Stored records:
--- --- ---

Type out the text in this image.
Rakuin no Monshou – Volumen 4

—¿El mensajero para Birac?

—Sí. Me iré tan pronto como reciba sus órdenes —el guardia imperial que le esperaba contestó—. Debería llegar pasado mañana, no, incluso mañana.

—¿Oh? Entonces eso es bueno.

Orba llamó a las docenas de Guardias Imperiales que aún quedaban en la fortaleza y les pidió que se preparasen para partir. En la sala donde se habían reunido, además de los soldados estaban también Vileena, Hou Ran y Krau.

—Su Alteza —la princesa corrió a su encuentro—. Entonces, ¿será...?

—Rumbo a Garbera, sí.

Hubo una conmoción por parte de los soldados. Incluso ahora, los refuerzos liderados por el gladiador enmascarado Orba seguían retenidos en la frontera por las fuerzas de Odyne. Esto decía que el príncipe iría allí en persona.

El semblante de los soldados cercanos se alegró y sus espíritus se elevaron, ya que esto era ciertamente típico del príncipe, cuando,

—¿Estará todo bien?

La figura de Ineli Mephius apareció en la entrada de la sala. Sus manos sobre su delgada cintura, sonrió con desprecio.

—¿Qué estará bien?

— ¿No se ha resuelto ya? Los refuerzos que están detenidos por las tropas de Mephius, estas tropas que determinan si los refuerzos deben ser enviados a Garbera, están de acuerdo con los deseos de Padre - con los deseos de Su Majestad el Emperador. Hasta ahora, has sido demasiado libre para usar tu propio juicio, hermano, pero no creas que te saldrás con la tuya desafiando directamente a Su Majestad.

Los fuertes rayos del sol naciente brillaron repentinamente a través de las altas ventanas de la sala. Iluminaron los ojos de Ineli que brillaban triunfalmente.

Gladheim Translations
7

--- --- ---

What is needed:
Quote all of the entries exactly as they appear.

Exercise output:
Type out the text in this image.
Rakuin no Monshou – Volumen 4

—¿El mensajero para Birac?

—Sí. Me iré tan pronto como reciba sus órdenes —el guardia imperial que le esperaba contestó—. Debería llegar pasado mañana, no, incluso mañana.

—¿Oh? Entonces eso es bueno.

Orba llamó a las docenas de Guardias Imperiales que aún quedaban en la fortaleza y les pidió que se preparasen para partir. En la sala donde se habían reunido, además de los soldados estaban también Vileena, Hou Ran y Krau.

—Su Alteza —la princesa corrió a su encuentro—. Entonces, ¿será...?

—Rumbo a Garbera, sí.

Hubo una conmoción por parte de los soldados. Incluso ahora, los refuerzos liderados por el gladiador enmascarado Orba seguían retenidos en la frontera por las fuerzas de Odyne. Esto decía que el príncipe iría allí en persona.

El semblante de los soldados cercanos se alegró y sus espíritus se elevaron, ya que esto era ciertamente típico del príncipe, cuando,

—¿Estará todo bien?

La figura de Ineli Mephius apareció en la entrada de la sala. Sus manos sobre su delgada cintura, sonrió con desprecio.

—¿Qué estará bien?

— ¿No se ha resuelto ya? Los refuerzos que están detenidos por las tropas de Mephius, estas tropas que determinan si los refuerzos deben ser enviados a Garbera, están de acuerdo con los deseos de Padre - con los deseos de Su Majestad el Emperador. Hasta ahora, has sido demasiado libre para usar tu propio juicio, hermano, pero no creas que te saldrás con la tuya desafiando directamente a Su Majestad.

Los fuertes rayos del sol naciente brillaron repentinamente a través de las altas ventanas de la sala. Iluminaron los ojos de Ineli que brillaban triunfalmente.

Gladheim Translations
7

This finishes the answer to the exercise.